# [What to work on]
Output nothing but the number of lines that include the word "Consumers".

# [Information provided]
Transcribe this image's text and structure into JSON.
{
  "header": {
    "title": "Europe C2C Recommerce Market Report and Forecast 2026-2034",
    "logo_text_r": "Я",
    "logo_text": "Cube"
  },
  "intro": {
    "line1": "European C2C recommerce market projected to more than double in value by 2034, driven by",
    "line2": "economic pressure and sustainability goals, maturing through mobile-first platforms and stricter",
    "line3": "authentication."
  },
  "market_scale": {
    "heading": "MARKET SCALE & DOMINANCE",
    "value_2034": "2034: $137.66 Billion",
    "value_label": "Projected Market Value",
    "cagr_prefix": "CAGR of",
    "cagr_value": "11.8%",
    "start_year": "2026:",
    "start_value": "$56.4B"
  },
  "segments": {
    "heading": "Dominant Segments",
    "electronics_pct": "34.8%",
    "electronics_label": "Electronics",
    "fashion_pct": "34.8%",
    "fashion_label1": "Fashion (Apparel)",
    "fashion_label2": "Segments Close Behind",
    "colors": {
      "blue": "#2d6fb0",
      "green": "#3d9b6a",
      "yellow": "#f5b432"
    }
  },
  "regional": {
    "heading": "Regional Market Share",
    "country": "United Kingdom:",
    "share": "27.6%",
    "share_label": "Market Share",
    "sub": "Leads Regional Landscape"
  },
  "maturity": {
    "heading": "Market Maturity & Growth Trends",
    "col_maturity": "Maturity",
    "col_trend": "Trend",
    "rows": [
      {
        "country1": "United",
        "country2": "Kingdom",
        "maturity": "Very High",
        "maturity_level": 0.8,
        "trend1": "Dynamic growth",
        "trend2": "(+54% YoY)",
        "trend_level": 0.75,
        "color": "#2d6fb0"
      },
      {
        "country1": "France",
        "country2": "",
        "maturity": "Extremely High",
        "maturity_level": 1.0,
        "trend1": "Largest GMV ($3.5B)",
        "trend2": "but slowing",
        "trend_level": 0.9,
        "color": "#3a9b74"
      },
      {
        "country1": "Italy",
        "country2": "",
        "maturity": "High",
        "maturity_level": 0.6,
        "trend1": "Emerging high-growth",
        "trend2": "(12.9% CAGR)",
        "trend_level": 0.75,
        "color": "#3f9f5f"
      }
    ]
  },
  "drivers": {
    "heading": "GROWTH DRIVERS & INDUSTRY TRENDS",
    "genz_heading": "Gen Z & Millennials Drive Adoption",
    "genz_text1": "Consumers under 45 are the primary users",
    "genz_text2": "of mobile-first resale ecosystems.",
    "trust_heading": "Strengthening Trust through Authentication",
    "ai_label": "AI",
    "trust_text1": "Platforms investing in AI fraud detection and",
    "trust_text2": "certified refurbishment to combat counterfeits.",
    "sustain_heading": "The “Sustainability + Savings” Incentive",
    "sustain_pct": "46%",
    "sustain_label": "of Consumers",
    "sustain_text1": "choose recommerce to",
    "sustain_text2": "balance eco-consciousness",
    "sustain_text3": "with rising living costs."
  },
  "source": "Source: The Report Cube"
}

# [Solution below]
2